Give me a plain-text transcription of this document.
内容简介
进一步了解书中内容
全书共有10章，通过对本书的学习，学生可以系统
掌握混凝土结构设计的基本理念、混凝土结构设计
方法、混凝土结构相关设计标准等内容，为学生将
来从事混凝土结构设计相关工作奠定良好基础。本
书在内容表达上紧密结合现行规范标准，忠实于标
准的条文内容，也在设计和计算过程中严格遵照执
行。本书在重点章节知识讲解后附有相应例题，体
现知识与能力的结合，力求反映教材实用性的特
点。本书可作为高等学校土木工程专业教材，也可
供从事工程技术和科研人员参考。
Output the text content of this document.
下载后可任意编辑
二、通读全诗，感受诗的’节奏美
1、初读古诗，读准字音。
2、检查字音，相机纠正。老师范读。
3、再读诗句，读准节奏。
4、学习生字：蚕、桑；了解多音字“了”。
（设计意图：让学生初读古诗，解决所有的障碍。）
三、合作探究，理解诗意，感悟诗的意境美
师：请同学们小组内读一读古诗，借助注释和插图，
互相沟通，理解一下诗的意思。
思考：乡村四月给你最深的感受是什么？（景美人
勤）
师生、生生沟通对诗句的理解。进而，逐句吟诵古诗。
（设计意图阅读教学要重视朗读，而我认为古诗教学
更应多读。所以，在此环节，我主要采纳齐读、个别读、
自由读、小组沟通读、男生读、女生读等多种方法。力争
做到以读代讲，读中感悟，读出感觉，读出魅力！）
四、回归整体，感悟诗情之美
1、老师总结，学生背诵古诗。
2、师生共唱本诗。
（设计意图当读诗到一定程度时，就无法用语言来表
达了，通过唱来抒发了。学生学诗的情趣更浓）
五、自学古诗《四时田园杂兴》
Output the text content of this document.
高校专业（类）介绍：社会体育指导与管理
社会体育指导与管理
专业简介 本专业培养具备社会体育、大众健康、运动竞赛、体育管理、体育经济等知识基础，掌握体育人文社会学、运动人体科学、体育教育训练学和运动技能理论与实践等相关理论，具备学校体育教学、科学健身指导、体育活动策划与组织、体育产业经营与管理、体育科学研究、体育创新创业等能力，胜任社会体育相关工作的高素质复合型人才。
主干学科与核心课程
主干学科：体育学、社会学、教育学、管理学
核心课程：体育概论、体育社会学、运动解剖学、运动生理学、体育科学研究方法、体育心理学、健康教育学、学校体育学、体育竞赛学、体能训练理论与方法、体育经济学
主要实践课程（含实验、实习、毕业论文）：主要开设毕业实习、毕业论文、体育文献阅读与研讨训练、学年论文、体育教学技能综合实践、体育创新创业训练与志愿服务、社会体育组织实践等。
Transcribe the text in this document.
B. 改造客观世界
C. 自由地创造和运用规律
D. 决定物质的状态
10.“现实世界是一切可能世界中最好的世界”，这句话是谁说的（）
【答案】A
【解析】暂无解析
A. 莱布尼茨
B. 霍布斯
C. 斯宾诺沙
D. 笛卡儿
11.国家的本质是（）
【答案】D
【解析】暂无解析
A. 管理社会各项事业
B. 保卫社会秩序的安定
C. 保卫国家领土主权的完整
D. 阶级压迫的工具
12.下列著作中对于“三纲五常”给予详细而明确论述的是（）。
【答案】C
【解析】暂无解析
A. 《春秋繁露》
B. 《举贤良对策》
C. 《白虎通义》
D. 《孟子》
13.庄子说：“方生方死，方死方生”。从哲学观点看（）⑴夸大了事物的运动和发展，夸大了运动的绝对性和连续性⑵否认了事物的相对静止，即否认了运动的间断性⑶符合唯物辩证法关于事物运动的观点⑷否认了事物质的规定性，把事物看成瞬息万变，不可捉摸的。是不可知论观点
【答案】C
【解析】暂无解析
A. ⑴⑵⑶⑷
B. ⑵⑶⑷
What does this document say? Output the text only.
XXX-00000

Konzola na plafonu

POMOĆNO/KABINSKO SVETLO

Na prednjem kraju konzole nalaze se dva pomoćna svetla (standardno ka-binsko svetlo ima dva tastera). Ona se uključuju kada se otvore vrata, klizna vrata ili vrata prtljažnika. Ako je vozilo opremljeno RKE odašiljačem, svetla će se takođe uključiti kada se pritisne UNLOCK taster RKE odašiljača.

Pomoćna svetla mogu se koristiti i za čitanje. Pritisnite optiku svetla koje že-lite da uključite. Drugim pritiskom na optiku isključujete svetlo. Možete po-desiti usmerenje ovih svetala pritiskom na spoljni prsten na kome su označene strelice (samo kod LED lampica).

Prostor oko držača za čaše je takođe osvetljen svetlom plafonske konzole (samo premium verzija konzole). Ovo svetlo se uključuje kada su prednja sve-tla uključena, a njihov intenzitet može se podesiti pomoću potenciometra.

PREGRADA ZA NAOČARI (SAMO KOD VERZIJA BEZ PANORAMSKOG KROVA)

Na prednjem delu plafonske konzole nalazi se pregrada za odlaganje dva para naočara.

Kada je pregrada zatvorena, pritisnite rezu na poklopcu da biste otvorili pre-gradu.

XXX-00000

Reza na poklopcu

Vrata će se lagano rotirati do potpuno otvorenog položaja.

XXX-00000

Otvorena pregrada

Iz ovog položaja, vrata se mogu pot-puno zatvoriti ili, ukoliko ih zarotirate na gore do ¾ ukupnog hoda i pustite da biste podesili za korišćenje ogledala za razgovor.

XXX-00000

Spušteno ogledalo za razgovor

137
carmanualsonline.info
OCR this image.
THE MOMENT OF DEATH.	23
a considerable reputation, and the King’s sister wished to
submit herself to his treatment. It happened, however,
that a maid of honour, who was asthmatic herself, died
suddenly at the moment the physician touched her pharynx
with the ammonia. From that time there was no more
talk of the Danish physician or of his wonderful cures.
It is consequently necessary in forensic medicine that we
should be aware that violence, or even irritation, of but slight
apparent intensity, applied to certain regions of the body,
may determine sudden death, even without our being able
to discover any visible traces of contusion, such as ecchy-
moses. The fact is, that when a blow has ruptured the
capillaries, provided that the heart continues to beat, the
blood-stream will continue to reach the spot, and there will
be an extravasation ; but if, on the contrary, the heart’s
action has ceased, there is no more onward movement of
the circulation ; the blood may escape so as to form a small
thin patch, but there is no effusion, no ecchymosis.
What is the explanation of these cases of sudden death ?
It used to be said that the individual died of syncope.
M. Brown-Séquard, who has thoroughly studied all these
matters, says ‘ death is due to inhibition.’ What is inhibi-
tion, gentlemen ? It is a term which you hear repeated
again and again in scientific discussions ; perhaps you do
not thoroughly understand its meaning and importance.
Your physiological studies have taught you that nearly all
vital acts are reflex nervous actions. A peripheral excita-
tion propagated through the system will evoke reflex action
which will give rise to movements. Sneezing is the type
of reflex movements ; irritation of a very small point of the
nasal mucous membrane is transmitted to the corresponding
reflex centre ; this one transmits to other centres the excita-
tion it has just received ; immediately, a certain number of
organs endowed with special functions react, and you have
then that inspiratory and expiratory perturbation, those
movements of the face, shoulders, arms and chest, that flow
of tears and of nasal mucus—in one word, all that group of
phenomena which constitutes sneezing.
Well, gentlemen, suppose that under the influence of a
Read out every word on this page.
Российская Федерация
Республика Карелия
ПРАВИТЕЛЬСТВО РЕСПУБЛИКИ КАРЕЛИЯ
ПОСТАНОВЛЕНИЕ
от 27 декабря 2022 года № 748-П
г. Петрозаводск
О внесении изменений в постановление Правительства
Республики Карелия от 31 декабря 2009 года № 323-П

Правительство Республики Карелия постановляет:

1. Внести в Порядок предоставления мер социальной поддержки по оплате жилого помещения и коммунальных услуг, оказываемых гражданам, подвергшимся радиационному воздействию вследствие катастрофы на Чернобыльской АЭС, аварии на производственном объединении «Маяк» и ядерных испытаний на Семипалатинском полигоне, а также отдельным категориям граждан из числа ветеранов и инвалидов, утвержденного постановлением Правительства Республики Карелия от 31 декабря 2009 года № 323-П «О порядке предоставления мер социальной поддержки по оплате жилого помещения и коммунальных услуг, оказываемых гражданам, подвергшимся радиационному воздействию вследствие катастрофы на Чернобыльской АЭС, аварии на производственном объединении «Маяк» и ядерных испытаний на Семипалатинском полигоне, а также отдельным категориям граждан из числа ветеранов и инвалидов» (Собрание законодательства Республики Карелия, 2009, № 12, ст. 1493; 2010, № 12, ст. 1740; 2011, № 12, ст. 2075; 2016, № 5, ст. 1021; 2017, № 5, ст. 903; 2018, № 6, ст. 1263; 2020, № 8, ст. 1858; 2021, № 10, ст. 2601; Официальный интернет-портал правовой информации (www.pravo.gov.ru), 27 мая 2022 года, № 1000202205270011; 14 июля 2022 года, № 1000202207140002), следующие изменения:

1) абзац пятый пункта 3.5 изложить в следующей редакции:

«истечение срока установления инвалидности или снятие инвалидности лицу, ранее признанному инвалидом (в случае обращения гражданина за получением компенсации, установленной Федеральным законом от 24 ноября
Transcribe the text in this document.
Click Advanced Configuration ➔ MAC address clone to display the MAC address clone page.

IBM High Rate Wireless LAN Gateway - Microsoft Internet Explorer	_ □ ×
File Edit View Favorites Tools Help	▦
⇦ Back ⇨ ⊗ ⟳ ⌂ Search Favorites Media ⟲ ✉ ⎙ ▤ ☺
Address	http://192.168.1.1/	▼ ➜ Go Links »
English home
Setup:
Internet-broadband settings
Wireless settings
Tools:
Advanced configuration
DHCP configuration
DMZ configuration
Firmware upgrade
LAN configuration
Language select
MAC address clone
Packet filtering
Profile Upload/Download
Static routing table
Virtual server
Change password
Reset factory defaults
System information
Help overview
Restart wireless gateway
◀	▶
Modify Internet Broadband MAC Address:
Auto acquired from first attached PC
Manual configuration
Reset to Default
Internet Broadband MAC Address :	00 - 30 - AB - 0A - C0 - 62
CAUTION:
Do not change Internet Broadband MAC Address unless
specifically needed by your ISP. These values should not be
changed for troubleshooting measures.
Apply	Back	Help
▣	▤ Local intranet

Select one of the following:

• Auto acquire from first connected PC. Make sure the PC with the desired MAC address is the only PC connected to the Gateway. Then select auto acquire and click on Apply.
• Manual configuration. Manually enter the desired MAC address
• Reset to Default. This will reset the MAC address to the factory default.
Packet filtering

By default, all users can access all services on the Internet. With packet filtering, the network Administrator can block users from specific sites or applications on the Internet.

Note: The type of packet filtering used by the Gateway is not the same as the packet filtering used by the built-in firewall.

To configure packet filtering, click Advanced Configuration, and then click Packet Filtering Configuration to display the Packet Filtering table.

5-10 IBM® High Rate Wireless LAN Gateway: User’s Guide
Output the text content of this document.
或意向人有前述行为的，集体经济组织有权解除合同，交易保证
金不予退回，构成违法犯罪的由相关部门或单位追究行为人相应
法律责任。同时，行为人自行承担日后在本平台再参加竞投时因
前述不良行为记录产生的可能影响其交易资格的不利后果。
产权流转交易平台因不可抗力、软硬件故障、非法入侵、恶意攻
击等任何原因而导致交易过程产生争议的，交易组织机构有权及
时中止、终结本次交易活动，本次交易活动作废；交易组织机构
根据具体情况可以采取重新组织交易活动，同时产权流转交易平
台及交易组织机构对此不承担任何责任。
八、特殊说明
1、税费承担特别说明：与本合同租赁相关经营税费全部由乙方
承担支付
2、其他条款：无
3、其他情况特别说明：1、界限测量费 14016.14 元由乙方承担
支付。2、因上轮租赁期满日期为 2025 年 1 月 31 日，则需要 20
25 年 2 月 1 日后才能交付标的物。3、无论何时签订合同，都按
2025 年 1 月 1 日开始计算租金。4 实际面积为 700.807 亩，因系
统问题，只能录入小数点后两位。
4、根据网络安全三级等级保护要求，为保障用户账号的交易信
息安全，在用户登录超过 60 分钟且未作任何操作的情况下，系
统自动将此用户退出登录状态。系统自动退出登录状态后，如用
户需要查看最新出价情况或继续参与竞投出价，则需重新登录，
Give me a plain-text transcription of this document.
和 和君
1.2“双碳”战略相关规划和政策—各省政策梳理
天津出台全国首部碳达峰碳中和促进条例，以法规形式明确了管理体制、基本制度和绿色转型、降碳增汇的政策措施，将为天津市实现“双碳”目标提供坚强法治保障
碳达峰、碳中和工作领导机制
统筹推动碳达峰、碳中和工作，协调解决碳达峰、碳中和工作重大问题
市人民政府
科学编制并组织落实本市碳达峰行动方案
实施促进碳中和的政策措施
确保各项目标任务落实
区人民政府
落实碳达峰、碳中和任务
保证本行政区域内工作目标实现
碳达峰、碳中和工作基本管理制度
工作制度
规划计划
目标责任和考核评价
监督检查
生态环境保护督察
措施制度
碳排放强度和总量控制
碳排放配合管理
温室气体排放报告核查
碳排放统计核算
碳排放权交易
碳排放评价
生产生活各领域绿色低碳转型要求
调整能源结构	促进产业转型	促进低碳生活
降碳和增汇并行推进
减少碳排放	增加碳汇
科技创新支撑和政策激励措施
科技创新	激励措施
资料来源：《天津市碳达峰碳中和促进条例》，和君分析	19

**Given task**. Within the listing above, copy each line that has the string "Apply".

**Full output**.
Apply	Back	Help
• Auto acquire from first connected PC. Make sure the PC with the desired MAC address is the only PC connected to the Gateway. Then select auto acquire and click on Apply.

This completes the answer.